Stated goal
Quote every line of the data below as it stands, omitting pictures.

Supplied entries
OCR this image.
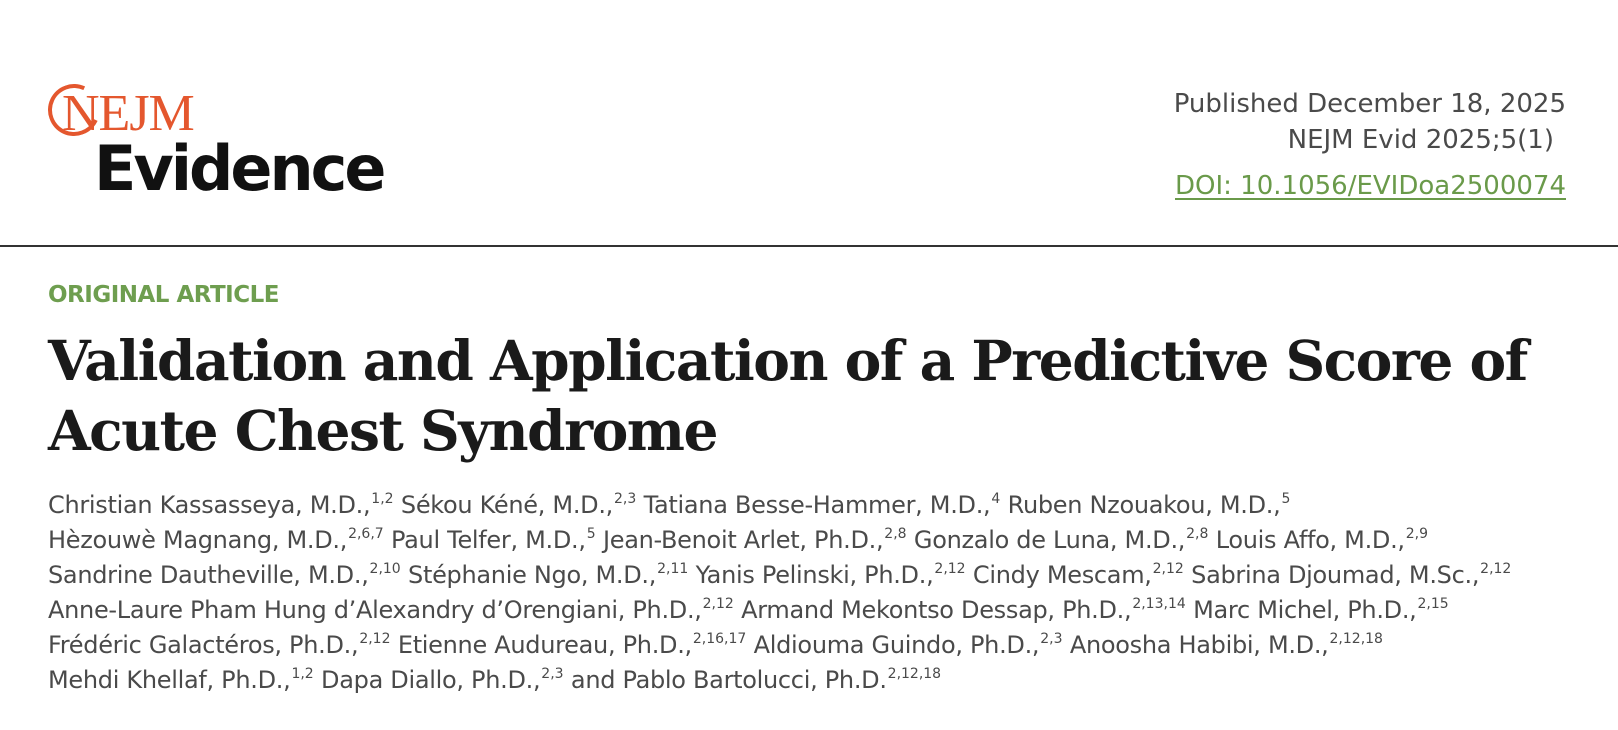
NEJM
Evidence
Published December 18, 2025
NEJM Evid 2025;5(1)
DOI: 10.1056/EVIDoa2500074
ORIGINAL ARTICLE
Validation and Application of a Predictive Score of
Acute Chest Syndrome
Christian Kassasseya, M.D.,$^{1,2}$ Sékou Kéné, M.D.,$^{2,3}$ Tatiana Besse-Hammer, M.D.,$^4$ Ruben Nzouakou, M.D.,$^5$
Hèzouwè Magnang, M.D.,$^{2,6,7}$ Paul Telfer, M.D.,$^5$ Jean-Benoit Arlet, Ph.D.,$^{2,8}$ Gonzalo de Luna, M.D.,$^{2,8}$ Louis Affo, M.D.,$^{2,9}$
Sandrine Dautheville, M.D.,$^{2,10}$ Stéphanie Ngo, M.D.,$^{2,11}$ Yanis Pelinski, Ph.D.,$^{2,12}$ Cindy Mescam,$^{2,12}$ Sabrina Djoumad, M.Sc.,$^{2,12}$
Anne-Laure Pham Hung d’Alexandry d’Orengiani, Ph.D.,$^{2,12}$ Armand Mekontso Dessap, Ph.D.,$^{2,13,14}$ Marc Michel, Ph.D.,$^{2,15}$
Frédéric Galactéros, Ph.D.,$^{2,12}$ Etienne Audureau, Ph.D.,$^{2,16,17}$ Aldiouma Guindo, Ph.D.,$^{2,3}$ Anoosha Habibi, M.D.,$^{2,12,18}$
Mehdi Khellaf, Ph.D.,$^{1,2}$ Dapa Diallo, Ph.D.,$^{2,3}$ and Pablo Bartolucci, Ph.D.$^{2,12,18}$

Result for this exercise
OCR this image.
NEJM
Evidence
Published December 18, 2025
NEJM Evid 2025;5(1)
DOI: 10.1056/EVIDoa2500074
ORIGINAL ARTICLE
Validation and Application of a Predictive Score of
Acute Chest Syndrome
Christian Kassasseya, M.D.,$^{1,2}$ Sékou Kéné, M.D.,$^{2,3}$ Tatiana Besse-Hammer, M.D.,$^4$ Ruben Nzouakou, M.D.,$^5$
Hèzouwè Magnang, M.D.,$^{2,6,7}$ Paul Telfer, M.D.,$^5$ Jean-Benoit Arlet, Ph.D.,$^{2,8}$ Gonzalo de Luna, M.D.,$^{2,8}$ Louis Affo, M.D.,$^{2,9}$
Sandrine Dautheville, M.D.,$^{2,10}$ Stéphanie Ngo, M.D.,$^{2,11}$ Yanis Pelinski, Ph.D.,$^{2,12}$ Cindy Mescam,$^{2,12}$ Sabrina Djoumad, M.Sc.,$^{2,12}$
Anne-Laure Pham Hung d’Alexandry d’Orengiani, Ph.D.,$^{2,12}$ Armand Mekontso Dessap, Ph.D.,$^{2,13,14}$ Marc Michel, Ph.D.,$^{2,15}$
Frédéric Galactéros, Ph.D.,$^{2,12}$ Etienne Audureau, Ph.D.,$^{2,16,17}$ Aldiouma Guindo, Ph.D.,$^{2,3}$ Anoosha Habibi, M.D.,$^{2,12,18}$
Mehdi Khellaf, Ph.D.,$^{1,2}$ Dapa Diallo, Ph.D.,$^{2,3}$ and Pablo Bartolucci, Ph.D.$^{2,12,18}$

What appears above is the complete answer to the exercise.